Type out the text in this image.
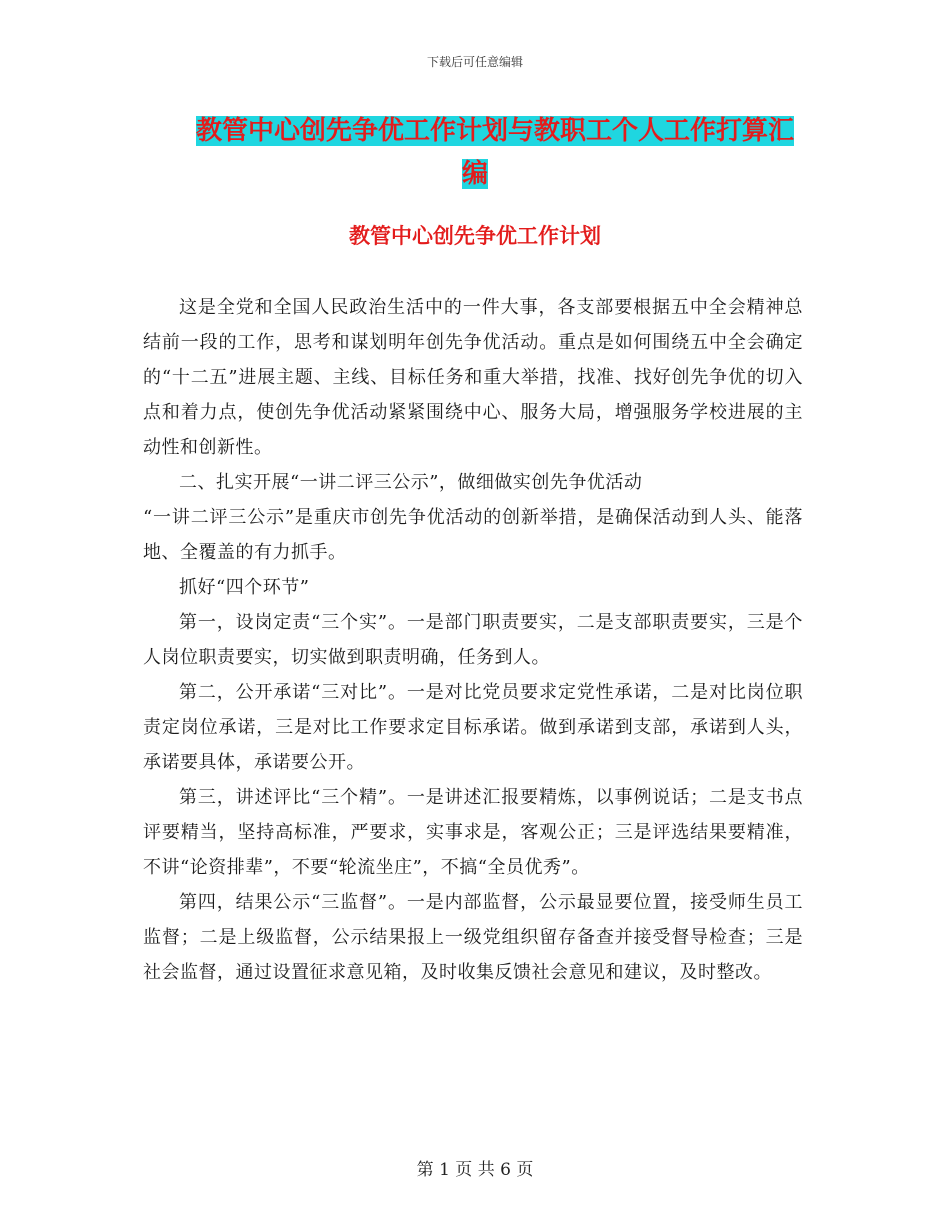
下载后可任意编辑
教管中心创先争优工作计划与教职工个人工作打算汇
编
教管中心创先争优工作计划

这是全党和全国人民政治生活中的一件大事，各支部要根据五中全会精神总结前一段的工作，思考和谋划明年创先争优活动。重点是如何围绕五中全会确定的“十二五”进展主题、主线、目标任务和重大举措，找准、找好创先争优的切入点和着力点，使创先争优活动紧紧围绕中心、服务大局，增强服务学校进展的主动性和创新性。

二、扎实开展“一讲二评三公示”，做细做实创先争优活动

“一讲二评三公示”是重庆市创先争优活动的创新举措，是确保活动到人头、能落地、全覆盖的有力抓手。

抓好“四个环节”

第一，设岗定责“三个实”。一是部门职责要实，二是支部职责要实，三是个人岗位职责要实，切实做到职责明确，任务到人。

第二，公开承诺“三对比”。一是对比党员要求定党性承诺，二是对比岗位职责定岗位承诺，三是对比工作要求定目标承诺。做到承诺到支部，承诺到人头，承诺要具体，承诺要公开。

第三，讲述评比“三个精”。一是讲述汇报要精炼，以事例说话；二是支书点评要精当，坚持高标准，严要求，实事求是，客观公正；三是评选结果要精准，不讲“论资排辈”，不要“轮流坐庄”，不搞“全员优秀”。

第四，结果公示“三监督”。一是内部监督，公示最显要位置，接受师生员工监督；二是上级监督，公示结果报上一级党组织留存备查并接受督导检查；三是社会监督，通过设置征求意见箱，及时收集反馈社会意见和建议，及时整改。

第 1 页 共 6 页
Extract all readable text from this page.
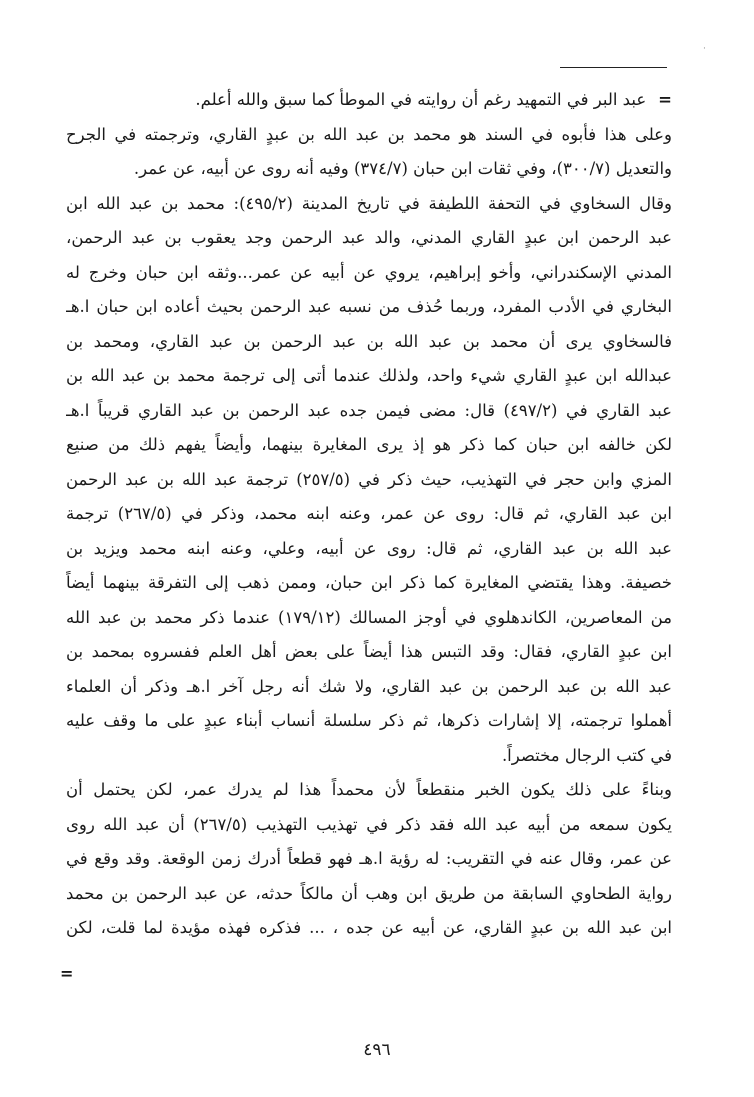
·
=عبد البر في التمهيد رغم أن روايته في الموطأ كما سبق والله أعلم.
وعلى هذا فأبوه في السند هو محمد بن عبد الله بن عبدٍ القاري، وترجمته في الجرح
والتعديل (٣٠٠/٧)، وفي ثقات ابن حبان (٣٧٤/٧) وفيه أنه روى عن أبيه، عن عمر.
وقال السخاوي في التحفة اللطيفة في تاريخ المدينة (٤٩٥/٢): محمد بن عبد الله ابن
عبد الرحمن ابن عبدٍ القاري المدني، والد عبد الرحمن وجد يعقوب بن عبد الرحمن،
المدني الإسكندراني، وأخو إبراهيم، يروي عن أبيه عن عمر...وثقه ابن حبان وخرج له
البخاري في الأدب المفرد، وربما حُذف من نسبه عبد الرحمن بحيث أعاده ابن حبان ا.هـ
فالسخاوي يرى أن محمد بن عبد الله بن عبد الرحمن بن عبد القاري، ومحمد بن
عبدالله ابن عبدٍ القاري شيء واحد، ولذلك عندما أتى إلى ترجمة محمد بن عبد الله بن
عبد القاري في (٤٩٧/٢) قال: مضى فيمن جده عبد الرحمن بن عبد القاري قريباً ا.هـ
لكن خالفه ابن حبان كما ذكر هو إذ يرى المغايرة بينهما، وأيضاً يفهم ذلك من صنيع
المزي وابن حجر في التهذيب، حيث ذكر في (٢٥٧/٥) ترجمة عبد الله بن عبد الرحمن
ابن عبد القاري، ثم قال: روى عن عمر، وعنه ابنه محمد، وذكر في (٢٦٧/٥) ترجمة
عبد الله بن عبد القاري، ثم قال: روى عن أبيه، وعلي، وعنه ابنه محمد ويزيد بن
خصيفة. وهذا يقتضي المغايرة كما ذكر ابن حبان، وممن ذهب إلى التفرقة بينهما أيضاً
من المعاصرين، الكاندهلوي في أوجز المسالك (١٧٩/١٢) عندما ذكر محمد بن عبد الله
ابن عبدٍ القاري، فقال: وقد التبس هذا أيضاً على بعض أهل العلم ففسروه بمحمد بن
عبد الله بن عبد الرحمن بن عبد القاري، ولا شك أنه رجل آخر ا.هـ وذكر أن العلماء
أهملوا ترجمته، إلا إشارات ذكرها، ثم ذكر سلسلة أنساب أبناء عبدٍ على ما وقف عليه
في كتب الرجال مختصراً.
وبناءً على ذلك يكون الخبر منقطعاً لأن محمداً هذا لم يدرك عمر، لكن يحتمل أن
يكون سمعه من أبيه عبد الله فقد ذكر في تهذيب التهذيب (٢٦٧/٥) أن عبد الله روى
عن عمر، وقال عنه في التقريب: له رؤية ا.هـ فهو قطعاً أدرك زمن الوقعة. وقد وقع في
رواية الطحاوي السابقة من طريق ابن وهب أن مالكاً حدثه، عن عبد الرحمن بن محمد
ابن عبد الله بن عبدٍ القاري، عن أبيه عن جده ، ... فذكره فهذه مؤيدة لما قلت، لكن
=
٤٩٦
============================================================
> **INSTRUCTION**: Identify each line in the records above that contains the word "بينهما", and copy it out in full.

> **RESPONSE TO THIS TASK**:
لكن خالفه ابن حبان كما ذكر هو إذ يرى المغايرة بينهما، وأيضاً يفهم ذلك من صنيع
خصيفة. وهذا يقتضي المغايرة كما ذكر ابن حبان، وممن ذهب إلى التفرقة بينهما أيضاً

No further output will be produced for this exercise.